_JOB_
Look through the listing for the word "JSON". Copy each line that has it.

_MATERIALS PROVIDED_
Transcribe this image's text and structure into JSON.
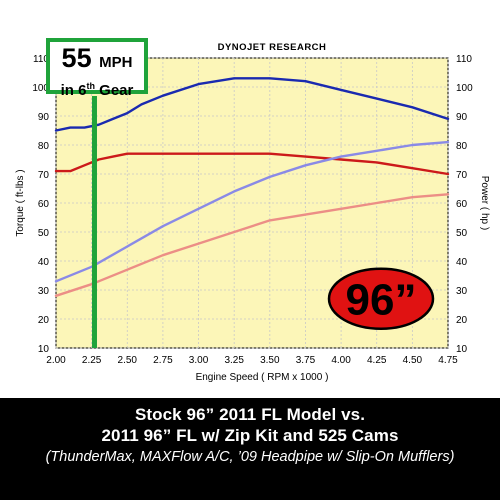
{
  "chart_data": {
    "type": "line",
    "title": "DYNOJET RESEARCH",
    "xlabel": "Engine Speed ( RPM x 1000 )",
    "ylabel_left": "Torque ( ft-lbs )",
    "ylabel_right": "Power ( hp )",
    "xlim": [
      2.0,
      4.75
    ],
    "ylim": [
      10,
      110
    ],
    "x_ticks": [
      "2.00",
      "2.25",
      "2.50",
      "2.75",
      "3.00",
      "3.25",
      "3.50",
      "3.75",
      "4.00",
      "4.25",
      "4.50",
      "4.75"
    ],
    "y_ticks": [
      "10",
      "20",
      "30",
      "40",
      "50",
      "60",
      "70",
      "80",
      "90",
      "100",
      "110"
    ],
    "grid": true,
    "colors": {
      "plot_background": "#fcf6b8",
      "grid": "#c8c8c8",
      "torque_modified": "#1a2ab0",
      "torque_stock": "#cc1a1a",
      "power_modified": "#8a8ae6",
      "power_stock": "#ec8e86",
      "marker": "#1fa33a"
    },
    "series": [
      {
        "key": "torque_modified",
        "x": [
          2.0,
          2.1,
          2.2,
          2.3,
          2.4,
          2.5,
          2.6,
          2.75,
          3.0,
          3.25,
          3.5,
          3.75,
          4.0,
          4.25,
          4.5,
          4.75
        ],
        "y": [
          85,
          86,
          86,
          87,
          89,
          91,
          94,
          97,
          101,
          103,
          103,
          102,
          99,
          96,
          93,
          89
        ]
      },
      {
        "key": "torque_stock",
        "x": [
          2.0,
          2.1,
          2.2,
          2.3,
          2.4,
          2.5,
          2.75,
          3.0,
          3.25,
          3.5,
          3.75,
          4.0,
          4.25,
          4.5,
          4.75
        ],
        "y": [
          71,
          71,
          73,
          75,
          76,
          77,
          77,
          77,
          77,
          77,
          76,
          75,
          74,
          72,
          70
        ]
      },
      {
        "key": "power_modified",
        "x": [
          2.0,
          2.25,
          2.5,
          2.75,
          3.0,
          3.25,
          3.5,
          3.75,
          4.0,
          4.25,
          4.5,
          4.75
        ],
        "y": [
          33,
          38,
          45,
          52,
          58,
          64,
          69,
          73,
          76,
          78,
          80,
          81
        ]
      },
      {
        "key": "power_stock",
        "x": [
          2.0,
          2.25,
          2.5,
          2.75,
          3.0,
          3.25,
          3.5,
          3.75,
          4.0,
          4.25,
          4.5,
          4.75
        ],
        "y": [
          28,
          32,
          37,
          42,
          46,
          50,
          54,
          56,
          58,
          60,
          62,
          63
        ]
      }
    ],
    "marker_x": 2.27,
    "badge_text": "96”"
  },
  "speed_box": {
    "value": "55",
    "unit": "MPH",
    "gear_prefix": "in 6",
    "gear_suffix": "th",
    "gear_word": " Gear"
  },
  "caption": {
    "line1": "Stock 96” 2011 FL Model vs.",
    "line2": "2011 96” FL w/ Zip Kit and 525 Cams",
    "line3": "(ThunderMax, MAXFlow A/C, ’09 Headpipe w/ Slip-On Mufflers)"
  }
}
...
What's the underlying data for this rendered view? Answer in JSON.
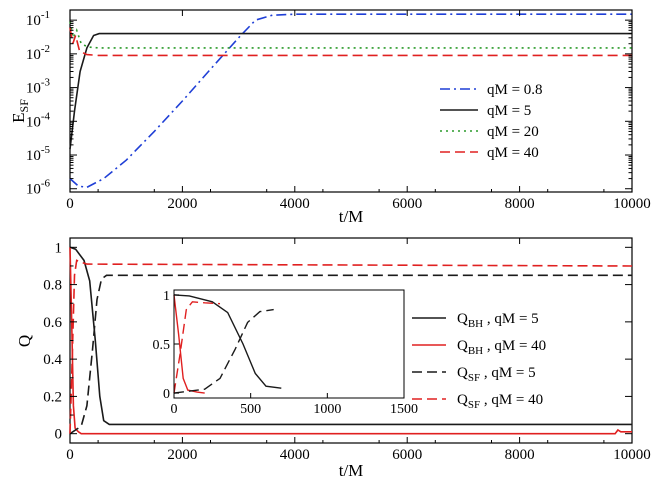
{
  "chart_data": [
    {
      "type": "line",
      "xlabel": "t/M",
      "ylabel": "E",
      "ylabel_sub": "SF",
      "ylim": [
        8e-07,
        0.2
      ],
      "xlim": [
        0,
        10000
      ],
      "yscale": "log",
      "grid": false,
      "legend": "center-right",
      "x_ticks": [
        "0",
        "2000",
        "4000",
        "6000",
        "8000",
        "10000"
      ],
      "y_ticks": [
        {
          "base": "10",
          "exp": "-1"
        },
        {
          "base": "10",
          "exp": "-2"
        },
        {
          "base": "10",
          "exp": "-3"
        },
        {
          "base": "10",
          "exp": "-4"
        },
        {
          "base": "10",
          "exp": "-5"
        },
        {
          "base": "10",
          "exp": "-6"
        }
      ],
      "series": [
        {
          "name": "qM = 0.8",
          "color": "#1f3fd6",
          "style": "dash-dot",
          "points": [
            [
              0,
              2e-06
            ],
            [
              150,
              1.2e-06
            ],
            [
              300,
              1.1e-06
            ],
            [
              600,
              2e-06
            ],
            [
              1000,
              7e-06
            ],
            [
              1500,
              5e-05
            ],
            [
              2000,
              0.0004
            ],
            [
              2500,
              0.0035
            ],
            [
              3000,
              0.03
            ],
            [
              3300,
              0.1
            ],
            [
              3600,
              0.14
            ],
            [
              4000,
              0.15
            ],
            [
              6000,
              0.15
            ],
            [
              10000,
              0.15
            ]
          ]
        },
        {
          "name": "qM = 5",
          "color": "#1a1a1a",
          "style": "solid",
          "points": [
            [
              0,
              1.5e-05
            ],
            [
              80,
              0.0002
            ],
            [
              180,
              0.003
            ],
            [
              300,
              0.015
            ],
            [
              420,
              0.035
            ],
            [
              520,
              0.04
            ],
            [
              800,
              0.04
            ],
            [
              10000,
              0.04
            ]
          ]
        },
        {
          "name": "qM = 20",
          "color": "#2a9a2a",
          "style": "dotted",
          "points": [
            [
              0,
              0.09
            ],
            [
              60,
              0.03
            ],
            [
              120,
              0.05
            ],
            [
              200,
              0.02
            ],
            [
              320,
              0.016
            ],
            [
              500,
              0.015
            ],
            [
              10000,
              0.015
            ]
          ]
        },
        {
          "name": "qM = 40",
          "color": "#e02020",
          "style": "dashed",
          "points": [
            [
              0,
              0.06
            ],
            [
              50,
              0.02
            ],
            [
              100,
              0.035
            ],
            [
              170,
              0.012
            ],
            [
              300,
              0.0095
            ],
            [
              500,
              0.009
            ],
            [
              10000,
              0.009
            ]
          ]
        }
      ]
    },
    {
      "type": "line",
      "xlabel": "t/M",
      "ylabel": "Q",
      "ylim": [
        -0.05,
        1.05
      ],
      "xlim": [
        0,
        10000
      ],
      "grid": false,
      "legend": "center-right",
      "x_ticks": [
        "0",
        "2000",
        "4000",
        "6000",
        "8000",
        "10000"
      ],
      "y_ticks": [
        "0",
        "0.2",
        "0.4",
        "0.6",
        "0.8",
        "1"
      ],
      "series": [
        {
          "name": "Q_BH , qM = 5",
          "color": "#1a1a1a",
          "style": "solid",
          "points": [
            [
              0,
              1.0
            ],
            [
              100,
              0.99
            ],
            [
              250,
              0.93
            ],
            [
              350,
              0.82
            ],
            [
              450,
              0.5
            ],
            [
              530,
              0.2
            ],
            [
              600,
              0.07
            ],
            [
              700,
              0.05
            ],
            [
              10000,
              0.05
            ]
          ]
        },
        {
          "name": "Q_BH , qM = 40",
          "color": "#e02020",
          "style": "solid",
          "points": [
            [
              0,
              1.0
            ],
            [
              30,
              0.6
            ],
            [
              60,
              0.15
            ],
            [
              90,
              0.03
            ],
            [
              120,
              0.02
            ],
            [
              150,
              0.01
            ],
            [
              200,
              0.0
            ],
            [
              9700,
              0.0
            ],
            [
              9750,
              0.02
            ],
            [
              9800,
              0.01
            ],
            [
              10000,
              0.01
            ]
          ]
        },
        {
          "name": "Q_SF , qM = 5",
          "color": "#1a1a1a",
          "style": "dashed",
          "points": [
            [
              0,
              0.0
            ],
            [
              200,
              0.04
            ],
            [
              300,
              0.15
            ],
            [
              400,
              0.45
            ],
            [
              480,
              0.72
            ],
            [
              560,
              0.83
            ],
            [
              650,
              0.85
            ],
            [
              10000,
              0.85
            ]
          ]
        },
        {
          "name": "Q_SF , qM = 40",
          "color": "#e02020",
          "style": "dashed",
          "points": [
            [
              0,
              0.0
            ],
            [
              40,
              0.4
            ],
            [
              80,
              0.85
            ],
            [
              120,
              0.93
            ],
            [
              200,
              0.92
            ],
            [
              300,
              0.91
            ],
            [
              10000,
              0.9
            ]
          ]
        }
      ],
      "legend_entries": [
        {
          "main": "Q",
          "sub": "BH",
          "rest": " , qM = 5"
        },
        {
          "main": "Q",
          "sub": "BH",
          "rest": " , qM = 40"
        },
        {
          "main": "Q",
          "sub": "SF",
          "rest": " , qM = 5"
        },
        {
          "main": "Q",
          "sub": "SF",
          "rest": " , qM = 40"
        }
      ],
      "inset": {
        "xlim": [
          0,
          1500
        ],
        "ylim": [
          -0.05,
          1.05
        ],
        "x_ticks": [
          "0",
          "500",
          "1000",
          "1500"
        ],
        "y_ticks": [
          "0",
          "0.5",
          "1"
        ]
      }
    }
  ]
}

_OUTPUT OF THE TASK_
Transcribe this image's text and structure into JSON.
What's the underlying data for this rendered view? Answer in JSON.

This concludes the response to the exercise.